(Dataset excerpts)
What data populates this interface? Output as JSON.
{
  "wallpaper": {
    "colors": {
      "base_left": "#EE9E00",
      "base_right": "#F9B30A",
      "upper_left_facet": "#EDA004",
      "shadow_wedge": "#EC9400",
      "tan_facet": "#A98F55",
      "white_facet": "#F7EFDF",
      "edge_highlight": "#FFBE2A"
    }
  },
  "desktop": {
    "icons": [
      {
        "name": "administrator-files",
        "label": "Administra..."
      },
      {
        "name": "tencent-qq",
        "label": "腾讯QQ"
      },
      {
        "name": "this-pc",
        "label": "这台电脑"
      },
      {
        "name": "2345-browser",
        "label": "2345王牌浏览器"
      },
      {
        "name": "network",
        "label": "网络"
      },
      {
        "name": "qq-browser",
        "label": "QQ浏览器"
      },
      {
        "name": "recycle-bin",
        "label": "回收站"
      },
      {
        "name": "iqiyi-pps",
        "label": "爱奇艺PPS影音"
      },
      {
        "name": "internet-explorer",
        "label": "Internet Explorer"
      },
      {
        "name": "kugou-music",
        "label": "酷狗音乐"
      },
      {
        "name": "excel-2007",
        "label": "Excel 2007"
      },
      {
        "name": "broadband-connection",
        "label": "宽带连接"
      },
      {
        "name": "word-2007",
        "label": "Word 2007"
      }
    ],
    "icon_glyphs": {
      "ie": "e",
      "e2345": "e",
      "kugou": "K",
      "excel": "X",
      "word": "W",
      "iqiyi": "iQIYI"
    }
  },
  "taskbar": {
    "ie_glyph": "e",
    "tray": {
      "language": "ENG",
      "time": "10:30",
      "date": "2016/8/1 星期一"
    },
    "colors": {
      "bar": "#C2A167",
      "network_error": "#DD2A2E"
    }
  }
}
==
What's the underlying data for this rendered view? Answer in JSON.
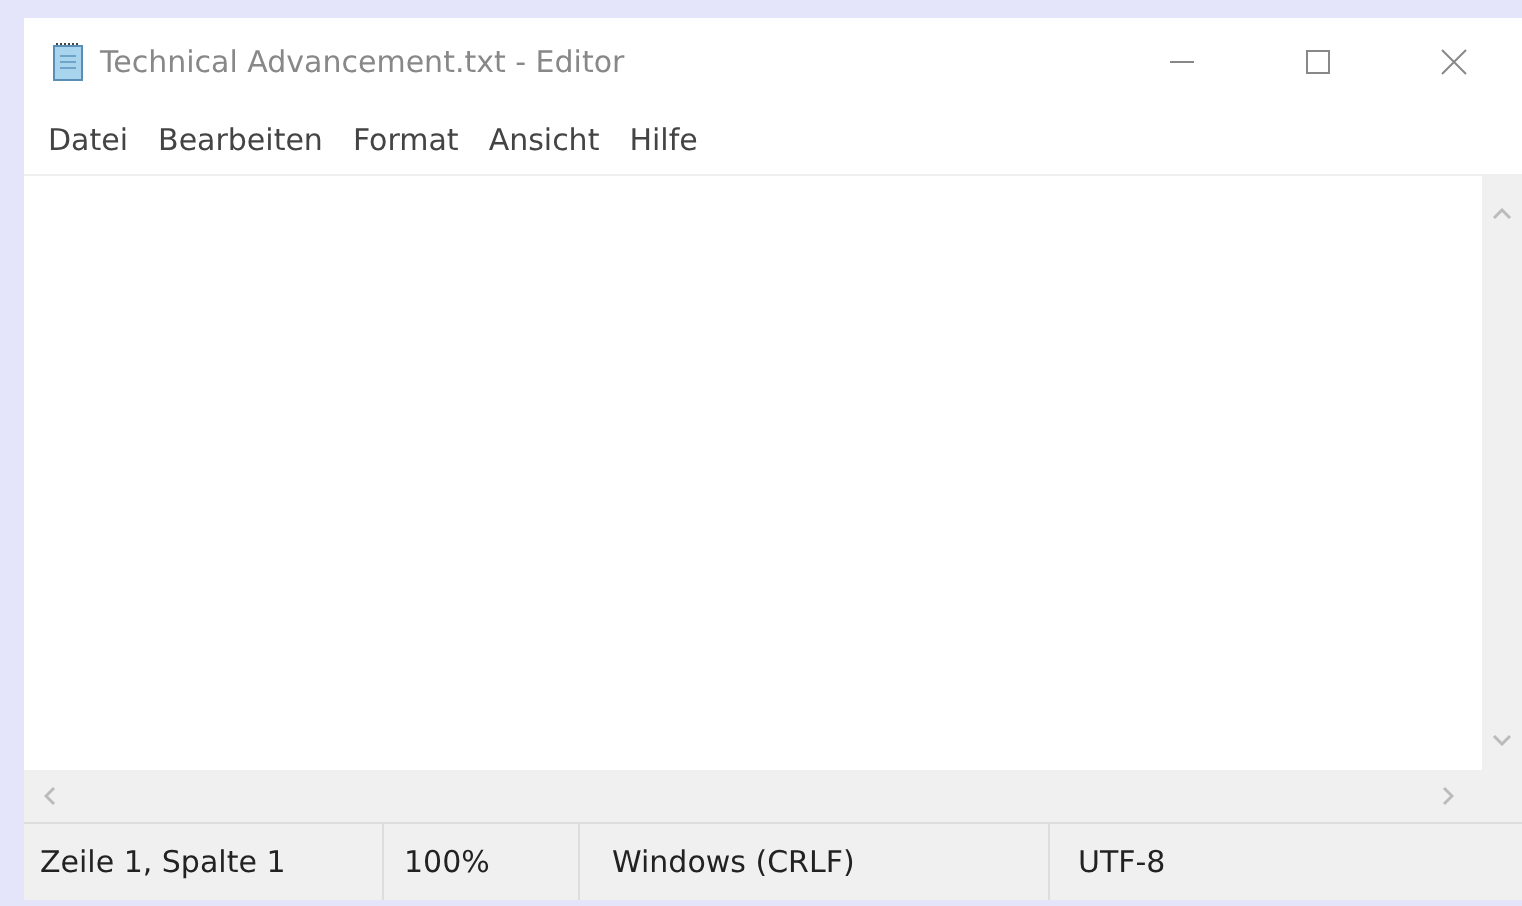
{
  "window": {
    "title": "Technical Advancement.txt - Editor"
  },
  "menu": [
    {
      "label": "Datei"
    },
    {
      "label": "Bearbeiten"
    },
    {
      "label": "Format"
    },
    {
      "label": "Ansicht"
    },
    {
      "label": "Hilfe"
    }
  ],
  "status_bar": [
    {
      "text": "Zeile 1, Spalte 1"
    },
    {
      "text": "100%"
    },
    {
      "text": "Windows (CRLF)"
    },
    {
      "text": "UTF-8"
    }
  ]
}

* Objective *
What is the number of lines in the listing that contain the string "JSON"? Reply with that number alone.

* Full answer *
2